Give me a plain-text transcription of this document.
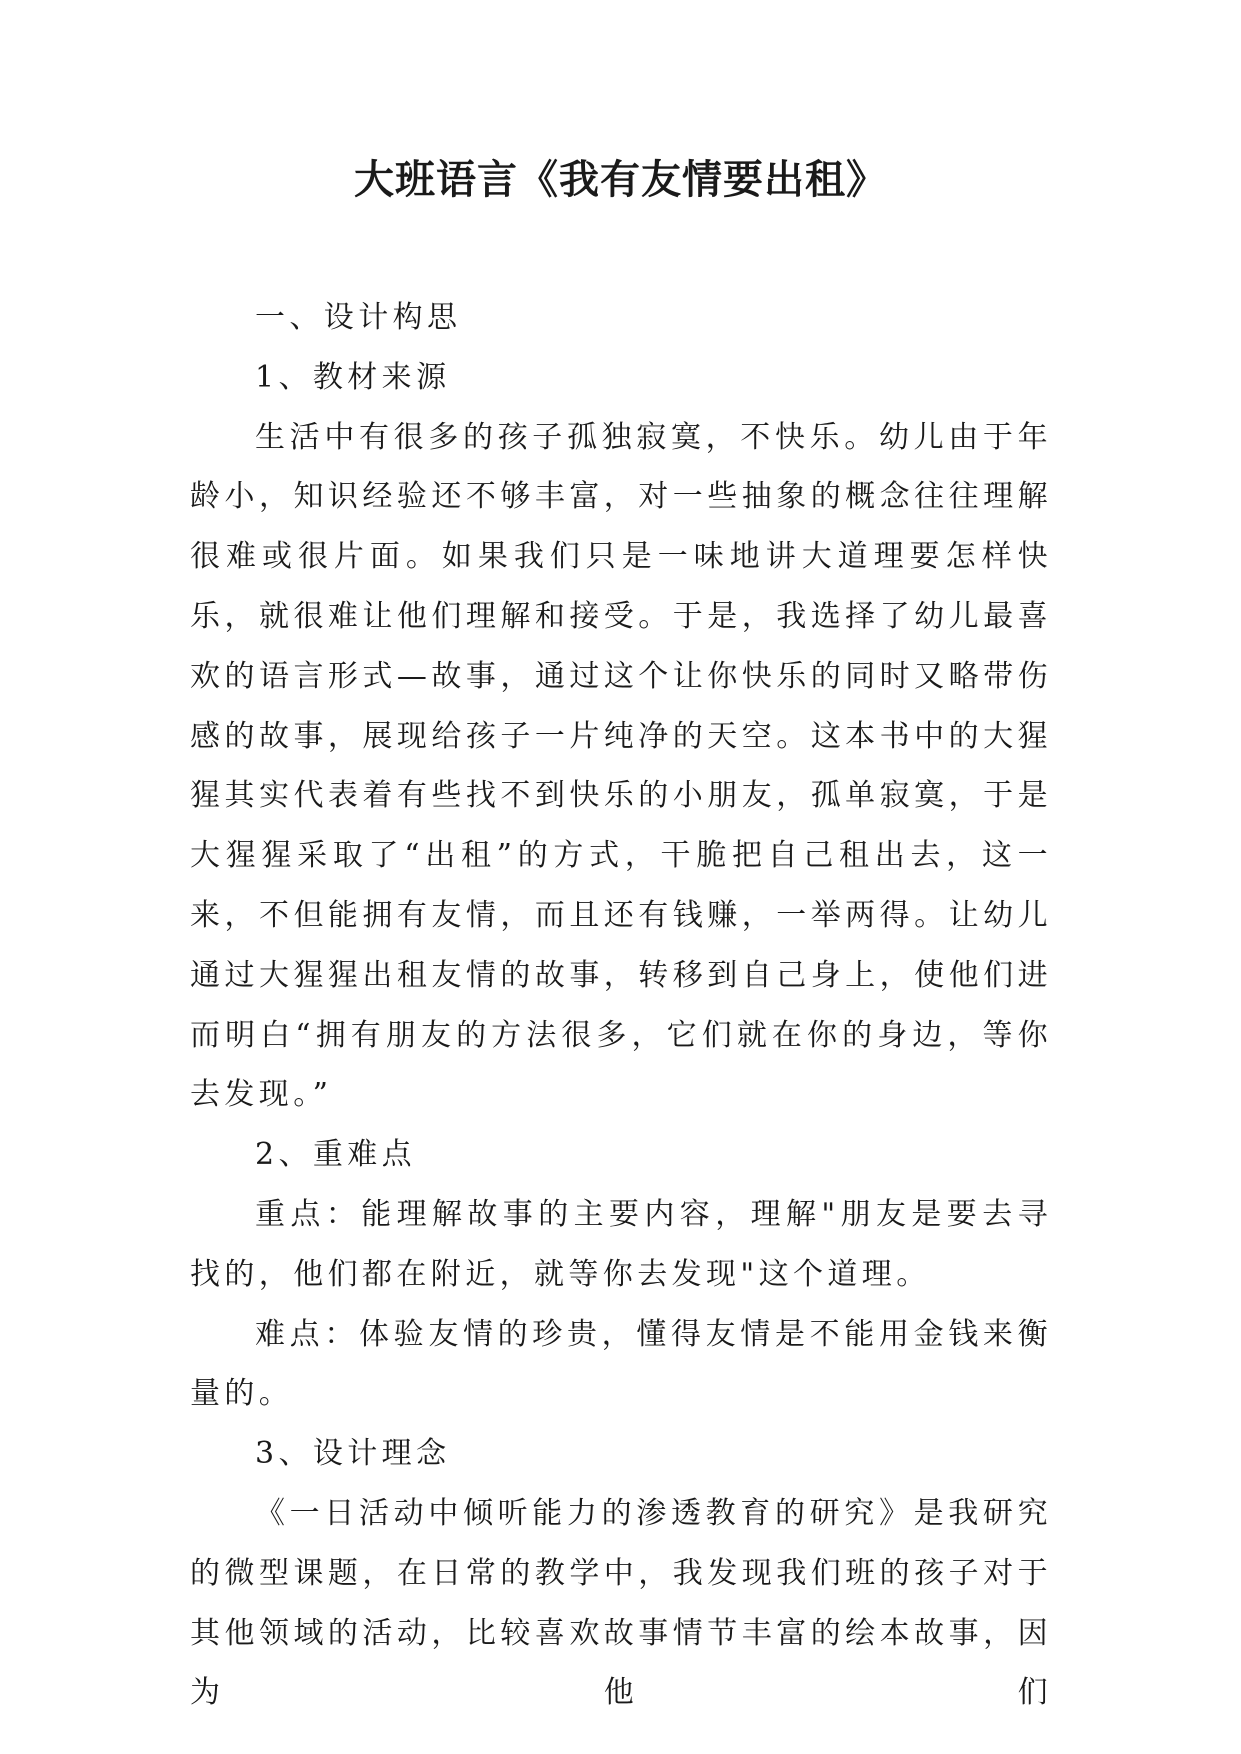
大班语言《我有友情要出租》

一、设计构思

1、教材来源

生活中有很多的孩子孤独寂寞，不快乐。幼儿由于年龄小，知识经验还不够丰富，对一些抽象的概念往往理解很难或很片面。如果我们只是一味地讲大道理要怎样快乐，就很难让他们理解和接受。于是，我选择了幼儿最喜欢的语言形式—故事，通过这个让你快乐的同时又略带伤感的故事，展现给孩子一片纯净的天空。这本书中的大猩猩其实代表着有些找不到快乐的小朋友，孤单寂寞，于是大猩猩采取了“出租”的方式，干脆把自己租出去，这一来，不但能拥有友情，而且还有钱赚，一举两得。让幼儿通过大猩猩出租友情的故事，转移到自己身上，使他们进而明白“拥有朋友的方法很多，它们就在你的身边，等你去发现。”

2、重难点

重点：能理解故事的主要内容，理解"朋友是要去寻找的，他们都在附近，就等你去发现"这个道理。

难点：体验友情的珍贵，懂得友情是不能用金钱来衡量的。

3、设计理念

《一日活动中倾听能力的渗透教育的研究》是我研究的微型课题，在日常的教学中，我发现我们班的孩子对于其他领域的活动，比较喜欢故事情节丰富的绘本故事，因为他们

- _Set task_:
Leaving the pictures aside, transcribe the entire listing exactly.

- _Task solution_:
Give me a plain-text transcription of this document.
大班语言《我有友情要出租》

一、设计构思

1、教材来源

生活中有很多的孩子孤独寂寞，不快乐。幼儿由于年龄小，知识经验还不够丰富，对一些抽象的概念往往理解很难或很片面。如果我们只是一味地讲大道理要怎样快乐，就很难让他们理解和接受。于是，我选择了幼儿最喜欢的语言形式—故事，通过这个让你快乐的同时又略带伤感的故事，展现给孩子一片纯净的天空。这本书中的大猩猩其实代表着有些找不到快乐的小朋友，孤单寂寞，于是大猩猩采取了“出租”的方式，干脆把自己租出去，这一来，不但能拥有友情，而且还有钱赚，一举两得。让幼儿通过大猩猩出租友情的故事，转移到自己身上，使他们进而明白“拥有朋友的方法很多，它们就在你的身边，等你去发现。”

2、重难点

重点：能理解故事的主要内容，理解"朋友是要去寻找的，他们都在附近，就等你去发现"这个道理。

难点：体验友情的珍贵，懂得友情是不能用金钱来衡量的。

3、设计理念

《一日活动中倾听能力的渗透教育的研究》是我研究的微型课题，在日常的教学中，我发现我们班的孩子对于其他领域的活动，比较喜欢故事情节丰富的绘本故事，因为他们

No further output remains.